■ Exercise task
Set down all of the entries word for word, omitting the images they contain.
-- start of Stored rows --
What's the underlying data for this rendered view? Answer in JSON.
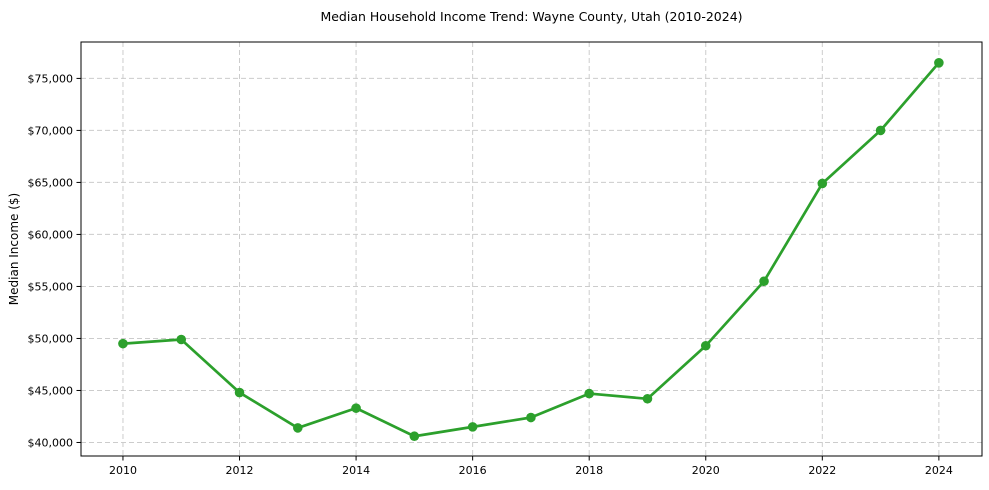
{
  "chart_data": {
    "type": "line",
    "title": "Median Household Income Trend: Wayne County, Utah (2010-2024)",
    "xlabel": "",
    "ylabel": "Median Income ($)",
    "x": [
      2010,
      2011,
      2012,
      2013,
      2014,
      2015,
      2016,
      2017,
      2018,
      2019,
      2020,
      2021,
      2022,
      2023,
      2024
    ],
    "series": [
      {
        "name": "Median Household Income",
        "values": [
          49500,
          49900,
          44800,
          41400,
          43300,
          40600,
          41500,
          42400,
          44700,
          44200,
          49300,
          55500,
          64900,
          70000,
          76500
        ]
      }
    ],
    "xlim": [
      2009.28,
      2024.74
    ],
    "ylim": [
      38700,
      78500
    ],
    "xticks": [
      2010,
      2012,
      2014,
      2016,
      2018,
      2020,
      2022,
      2024
    ],
    "xtick_labels": [
      "2010",
      "2012",
      "2014",
      "2016",
      "2018",
      "2020",
      "2022",
      "2024"
    ],
    "yticks": [
      40000,
      45000,
      50000,
      55000,
      60000,
      65000,
      70000,
      75000
    ],
    "ytick_labels": [
      "$40,000",
      "$45,000",
      "$50,000",
      "$55,000",
      "$60,000",
      "$65,000",
      "$70,000",
      "$75,000"
    ],
    "grid": true,
    "legend": false,
    "line_color": "#2ca02c",
    "marker": "circle",
    "marker_radius": 4.8,
    "line_width": 2.7,
    "background_color": "#ffffff",
    "grid_color": "#cccccc",
    "axis_color": "#000000"
  }
}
-- end of Stored rows --
■ Answer to the problem
What's the underlying data for this rendered view? Answer in JSON.
{
  "chart_data": {
    "type": "line",
    "title": "Median Household Income Trend: Wayne County, Utah (2010-2024)",
    "xlabel": "",
    "ylabel": "Median Income ($)",
    "x": [
      2010,
      2011,
      2012,
      2013,
      2014,
      2015,
      2016,
      2017,
      2018,
      2019,
      2020,
      2021,
      2022,
      2023,
      2024
    ],
    "series": [
      {
        "name": "Median Household Income",
        "values": [
          49500,
          49900,
          44800,
          41400,
          43300,
          40600,
          41500,
          42400,
          44700,
          44200,
          49300,
          55500,
          64900,
          70000,
          76500
        ]
      }
    ],
    "xlim": [
      2009.28,
      2024.74
    ],
    "ylim": [
      38700,
      78500
    ],
    "xticks": [
      2010,
      2012,
      2014,
      2016,
      2018,
      2020,
      2022,
      2024
    ],
    "xtick_labels": [
      "2010",
      "2012",
      "2014",
      "2016",
      "2018",
      "2020",
      "2022",
      "2024"
    ],
    "yticks": [
      40000,
      45000,
      50000,
      55000,
      60000,
      65000,
      70000,
      75000
    ],
    "ytick_labels": [
      "$40,000",
      "$45,000",
      "$50,000",
      "$55,000",
      "$60,000",
      "$65,000",
      "$70,000",
      "$75,000"
    ],
    "grid": true,
    "legend": false,
    "line_color": "#2ca02c",
    "marker": "circle",
    "marker_radius": 4.8,
    "line_width": 2.7,
    "background_color": "#ffffff",
    "grid_color": "#cccccc",
    "axis_color": "#000000"
  }
}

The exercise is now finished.